Work to do:
Please copy all the lines that follow, word for word.
— Begin —
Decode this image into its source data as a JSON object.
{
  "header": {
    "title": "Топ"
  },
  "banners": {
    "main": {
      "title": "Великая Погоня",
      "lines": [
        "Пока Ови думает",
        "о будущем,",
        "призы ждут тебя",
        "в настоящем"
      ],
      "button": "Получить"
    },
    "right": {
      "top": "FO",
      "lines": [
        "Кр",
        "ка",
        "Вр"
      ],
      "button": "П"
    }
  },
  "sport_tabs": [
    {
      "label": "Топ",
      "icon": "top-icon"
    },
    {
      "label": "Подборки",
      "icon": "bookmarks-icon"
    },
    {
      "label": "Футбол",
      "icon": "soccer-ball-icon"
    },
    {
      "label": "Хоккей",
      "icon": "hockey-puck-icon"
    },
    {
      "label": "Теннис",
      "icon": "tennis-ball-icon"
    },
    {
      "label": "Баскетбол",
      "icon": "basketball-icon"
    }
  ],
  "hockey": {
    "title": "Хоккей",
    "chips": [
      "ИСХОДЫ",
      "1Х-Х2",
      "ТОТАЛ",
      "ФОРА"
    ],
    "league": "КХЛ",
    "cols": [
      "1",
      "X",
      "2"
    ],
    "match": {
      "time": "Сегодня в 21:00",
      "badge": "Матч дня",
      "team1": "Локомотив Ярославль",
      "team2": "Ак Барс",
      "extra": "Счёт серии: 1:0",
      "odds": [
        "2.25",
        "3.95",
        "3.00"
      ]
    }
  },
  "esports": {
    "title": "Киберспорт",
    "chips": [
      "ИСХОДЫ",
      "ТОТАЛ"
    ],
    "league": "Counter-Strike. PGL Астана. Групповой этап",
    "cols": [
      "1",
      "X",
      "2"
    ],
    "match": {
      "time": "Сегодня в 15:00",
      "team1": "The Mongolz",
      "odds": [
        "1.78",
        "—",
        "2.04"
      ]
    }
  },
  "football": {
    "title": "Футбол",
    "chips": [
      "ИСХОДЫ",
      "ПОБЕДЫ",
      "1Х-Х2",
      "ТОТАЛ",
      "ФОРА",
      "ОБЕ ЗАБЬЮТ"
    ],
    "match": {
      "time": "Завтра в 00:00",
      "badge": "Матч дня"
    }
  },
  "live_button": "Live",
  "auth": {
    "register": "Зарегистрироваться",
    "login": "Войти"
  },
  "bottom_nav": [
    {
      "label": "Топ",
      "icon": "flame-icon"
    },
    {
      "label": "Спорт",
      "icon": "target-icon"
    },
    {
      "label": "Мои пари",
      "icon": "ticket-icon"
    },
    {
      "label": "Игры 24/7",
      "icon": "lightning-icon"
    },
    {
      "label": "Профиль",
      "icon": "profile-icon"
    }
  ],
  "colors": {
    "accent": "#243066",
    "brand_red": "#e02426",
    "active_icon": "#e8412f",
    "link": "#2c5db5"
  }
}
— End —
Response below:
Decode this image into its source data as a JSON object.
{
  "header": {
    "title": "Топ"
  },
  "banners": {
    "main": {
      "title": "Великая Погоня",
      "lines": [
        "Пока Ови думает",
        "о будущем,",
        "призы ждут тебя",
        "в настоящем"
      ],
      "button": "Получить"
    },
    "right": {
      "top": "FO",
      "lines": [
        "Кр",
        "ка",
        "Вр"
      ],
      "button": "П"
    }
  },
  "sport_tabs": [
    {
      "label": "Топ",
      "icon": "top-icon"
    },
    {
      "label": "Подборки",
      "icon": "bookmarks-icon"
    },
    {
      "label": "Футбол",
      "icon": "soccer-ball-icon"
    },
    {
      "label": "Хоккей",
      "icon": "hockey-puck-icon"
    },
    {
      "label": "Теннис",
      "icon": "tennis-ball-icon"
    },
    {
      "label": "Баскетбол",
      "icon": "basketball-icon"
    }
  ],
  "hockey": {
    "title": "Хоккей",
    "chips": [
      "ИСХОДЫ",
      "1Х-Х2",
      "ТОТАЛ",
      "ФОРА"
    ],
    "league": "КХЛ",
    "cols": [
      "1",
      "X",
      "2"
    ],
    "match": {
      "time": "Сегодня в 21:00",
      "badge": "Матч дня",
      "team1": "Локомотив Ярославль",
      "team2": "Ак Барс",
      "extra": "Счёт серии: 1:0",
      "odds": [
        "2.25",
        "3.95",
        "3.00"
      ]
    }
  },
  "esports": {
    "title": "Киберспорт",
    "chips": [
      "ИСХОДЫ",
      "ТОТАЛ"
    ],
    "league": "Counter-Strike. PGL Астана. Групповой этап",
    "cols": [
      "1",
      "X",
      "2"
    ],
    "match": {
      "time": "Сегодня в 15:00",
      "team1": "The Mongolz",
      "odds": [
        "1.78",
        "—",
        "2.04"
      ]
    }
  },
  "football": {
    "title": "Футбол",
    "chips": [
      "ИСХОДЫ",
      "ПОБЕДЫ",
      "1Х-Х2",
      "ТОТАЛ",
      "ФОРА",
      "ОБЕ ЗАБЬЮТ"
    ],
    "match": {
      "time": "Завтра в 00:00",
      "badge": "Матч дня"
    }
  },
  "live_button": "Live",
  "auth": {
    "register": "Зарегистрироваться",
    "login": "Войти"
  },
  "bottom_nav": [
    {
      "label": "Топ",
      "icon": "flame-icon"
    },
    {
      "label": "Спорт",
      "icon": "target-icon"
    },
    {
      "label": "Мои пари",
      "icon": "ticket-icon"
    },
    {
      "label": "Игры 24/7",
      "icon": "lightning-icon"
    },
    {
      "label": "Профиль",
      "icon": "profile-icon"
    }
  ],
  "colors": {
    "accent": "#243066",
    "brand_red": "#e02426",
    "active_icon": "#e8412f",
    "link": "#2c5db5"
  }
}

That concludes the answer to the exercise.